#### Dataset rows ####

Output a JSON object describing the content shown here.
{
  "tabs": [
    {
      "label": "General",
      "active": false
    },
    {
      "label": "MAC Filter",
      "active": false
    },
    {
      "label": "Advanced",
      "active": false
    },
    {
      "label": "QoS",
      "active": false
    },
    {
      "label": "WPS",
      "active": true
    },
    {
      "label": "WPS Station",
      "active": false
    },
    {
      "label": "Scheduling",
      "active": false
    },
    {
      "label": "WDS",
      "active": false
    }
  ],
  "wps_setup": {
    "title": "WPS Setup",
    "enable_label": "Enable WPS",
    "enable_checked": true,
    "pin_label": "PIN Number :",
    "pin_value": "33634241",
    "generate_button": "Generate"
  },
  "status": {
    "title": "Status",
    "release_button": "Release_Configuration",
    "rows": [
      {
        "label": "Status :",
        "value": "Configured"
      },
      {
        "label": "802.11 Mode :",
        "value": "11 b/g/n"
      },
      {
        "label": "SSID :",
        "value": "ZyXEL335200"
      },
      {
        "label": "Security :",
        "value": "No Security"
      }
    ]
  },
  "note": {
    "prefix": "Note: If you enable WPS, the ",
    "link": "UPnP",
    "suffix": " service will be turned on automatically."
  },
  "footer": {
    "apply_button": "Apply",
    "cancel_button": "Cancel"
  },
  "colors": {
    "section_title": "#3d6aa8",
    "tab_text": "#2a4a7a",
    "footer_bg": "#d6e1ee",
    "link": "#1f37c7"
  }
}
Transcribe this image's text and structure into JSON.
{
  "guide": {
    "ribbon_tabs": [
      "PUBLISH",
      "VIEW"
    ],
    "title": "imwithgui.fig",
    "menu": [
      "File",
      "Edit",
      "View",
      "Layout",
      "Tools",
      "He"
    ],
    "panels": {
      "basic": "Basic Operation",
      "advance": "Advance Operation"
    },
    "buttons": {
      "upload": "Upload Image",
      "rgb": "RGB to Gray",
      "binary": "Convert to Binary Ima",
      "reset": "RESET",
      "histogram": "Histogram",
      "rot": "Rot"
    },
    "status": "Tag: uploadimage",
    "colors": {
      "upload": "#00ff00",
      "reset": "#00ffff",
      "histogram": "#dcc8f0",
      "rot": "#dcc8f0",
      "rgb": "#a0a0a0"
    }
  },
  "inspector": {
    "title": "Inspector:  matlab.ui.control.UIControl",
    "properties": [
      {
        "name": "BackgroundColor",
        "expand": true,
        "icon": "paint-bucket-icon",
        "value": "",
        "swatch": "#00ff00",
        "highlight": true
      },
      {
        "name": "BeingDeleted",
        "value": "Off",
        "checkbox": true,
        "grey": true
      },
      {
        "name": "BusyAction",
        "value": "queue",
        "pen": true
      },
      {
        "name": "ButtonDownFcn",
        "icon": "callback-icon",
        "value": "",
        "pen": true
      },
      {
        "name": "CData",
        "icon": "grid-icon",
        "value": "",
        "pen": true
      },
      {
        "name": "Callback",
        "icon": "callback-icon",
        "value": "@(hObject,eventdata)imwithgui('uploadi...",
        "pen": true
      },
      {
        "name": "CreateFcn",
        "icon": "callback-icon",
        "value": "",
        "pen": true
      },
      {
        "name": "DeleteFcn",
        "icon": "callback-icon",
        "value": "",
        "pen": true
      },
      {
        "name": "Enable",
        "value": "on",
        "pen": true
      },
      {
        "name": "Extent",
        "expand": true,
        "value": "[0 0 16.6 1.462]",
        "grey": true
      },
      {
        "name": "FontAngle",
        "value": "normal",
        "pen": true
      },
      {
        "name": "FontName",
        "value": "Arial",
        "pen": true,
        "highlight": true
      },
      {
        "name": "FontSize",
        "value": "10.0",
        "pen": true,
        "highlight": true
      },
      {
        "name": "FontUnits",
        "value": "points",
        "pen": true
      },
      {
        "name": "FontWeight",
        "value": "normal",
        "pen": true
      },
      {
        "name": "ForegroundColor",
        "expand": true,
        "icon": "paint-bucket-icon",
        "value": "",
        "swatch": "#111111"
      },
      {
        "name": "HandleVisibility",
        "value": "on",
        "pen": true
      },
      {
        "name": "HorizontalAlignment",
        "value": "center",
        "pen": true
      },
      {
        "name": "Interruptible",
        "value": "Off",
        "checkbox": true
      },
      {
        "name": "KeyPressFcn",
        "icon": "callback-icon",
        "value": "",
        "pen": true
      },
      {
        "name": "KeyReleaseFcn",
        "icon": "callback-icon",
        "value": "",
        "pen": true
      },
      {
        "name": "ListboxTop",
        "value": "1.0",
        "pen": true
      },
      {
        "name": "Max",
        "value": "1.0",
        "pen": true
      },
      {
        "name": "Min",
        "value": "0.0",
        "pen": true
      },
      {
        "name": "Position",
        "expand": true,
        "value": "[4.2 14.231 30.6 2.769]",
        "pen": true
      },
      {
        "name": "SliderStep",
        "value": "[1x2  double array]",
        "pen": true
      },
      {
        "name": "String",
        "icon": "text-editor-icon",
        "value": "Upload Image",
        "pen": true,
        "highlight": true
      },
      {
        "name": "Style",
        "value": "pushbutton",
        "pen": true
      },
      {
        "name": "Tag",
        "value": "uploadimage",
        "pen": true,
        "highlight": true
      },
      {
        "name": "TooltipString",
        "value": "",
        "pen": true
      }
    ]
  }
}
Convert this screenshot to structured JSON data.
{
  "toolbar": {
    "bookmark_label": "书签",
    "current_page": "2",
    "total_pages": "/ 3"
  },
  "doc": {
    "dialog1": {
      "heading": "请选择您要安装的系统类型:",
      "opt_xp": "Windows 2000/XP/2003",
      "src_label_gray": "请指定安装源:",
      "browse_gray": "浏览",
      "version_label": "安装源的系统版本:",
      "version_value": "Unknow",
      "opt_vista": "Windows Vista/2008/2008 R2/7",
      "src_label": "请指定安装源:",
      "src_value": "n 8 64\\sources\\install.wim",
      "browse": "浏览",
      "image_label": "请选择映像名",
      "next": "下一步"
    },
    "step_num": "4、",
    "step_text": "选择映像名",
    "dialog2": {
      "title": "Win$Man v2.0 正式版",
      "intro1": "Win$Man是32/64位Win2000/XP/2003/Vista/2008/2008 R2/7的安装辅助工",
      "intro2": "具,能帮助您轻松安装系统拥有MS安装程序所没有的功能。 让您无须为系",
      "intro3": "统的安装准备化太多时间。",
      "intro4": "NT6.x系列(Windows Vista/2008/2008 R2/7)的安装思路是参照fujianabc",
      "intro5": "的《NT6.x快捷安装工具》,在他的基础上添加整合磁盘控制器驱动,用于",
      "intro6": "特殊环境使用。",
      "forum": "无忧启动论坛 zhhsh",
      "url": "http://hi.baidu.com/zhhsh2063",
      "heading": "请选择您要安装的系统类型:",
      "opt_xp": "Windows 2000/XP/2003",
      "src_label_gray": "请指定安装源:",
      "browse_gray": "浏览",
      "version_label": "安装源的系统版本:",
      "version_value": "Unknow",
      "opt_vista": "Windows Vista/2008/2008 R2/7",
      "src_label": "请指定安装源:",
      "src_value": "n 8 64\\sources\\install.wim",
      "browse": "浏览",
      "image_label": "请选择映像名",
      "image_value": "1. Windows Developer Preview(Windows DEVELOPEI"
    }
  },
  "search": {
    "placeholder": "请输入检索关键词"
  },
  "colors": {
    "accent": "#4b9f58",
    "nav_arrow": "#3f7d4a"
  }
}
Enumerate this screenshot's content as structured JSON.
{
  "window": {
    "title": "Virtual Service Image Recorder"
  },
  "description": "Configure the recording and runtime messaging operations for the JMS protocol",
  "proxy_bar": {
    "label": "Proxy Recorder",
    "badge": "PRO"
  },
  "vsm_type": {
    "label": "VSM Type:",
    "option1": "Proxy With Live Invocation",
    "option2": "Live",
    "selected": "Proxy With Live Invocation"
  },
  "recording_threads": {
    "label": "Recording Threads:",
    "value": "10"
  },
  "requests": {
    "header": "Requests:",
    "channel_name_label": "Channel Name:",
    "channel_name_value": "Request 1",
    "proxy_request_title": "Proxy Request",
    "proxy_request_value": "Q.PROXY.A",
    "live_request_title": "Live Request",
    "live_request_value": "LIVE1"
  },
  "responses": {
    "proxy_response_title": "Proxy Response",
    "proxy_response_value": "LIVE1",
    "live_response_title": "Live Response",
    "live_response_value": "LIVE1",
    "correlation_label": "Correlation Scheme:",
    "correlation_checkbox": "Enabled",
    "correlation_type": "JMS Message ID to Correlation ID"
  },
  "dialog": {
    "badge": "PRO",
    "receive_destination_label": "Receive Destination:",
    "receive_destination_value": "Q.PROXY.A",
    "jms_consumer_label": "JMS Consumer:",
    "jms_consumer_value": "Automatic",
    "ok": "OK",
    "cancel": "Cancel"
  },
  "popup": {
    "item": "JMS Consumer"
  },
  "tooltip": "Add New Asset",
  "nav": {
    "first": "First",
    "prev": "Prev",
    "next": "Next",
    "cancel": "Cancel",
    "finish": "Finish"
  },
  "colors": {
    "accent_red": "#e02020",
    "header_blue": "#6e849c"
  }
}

####

• Instruction
List each line in the listing that contains the string "histogram".

• The result
      "histogram": "Histogram",
      "histogram": "#dcc8f0",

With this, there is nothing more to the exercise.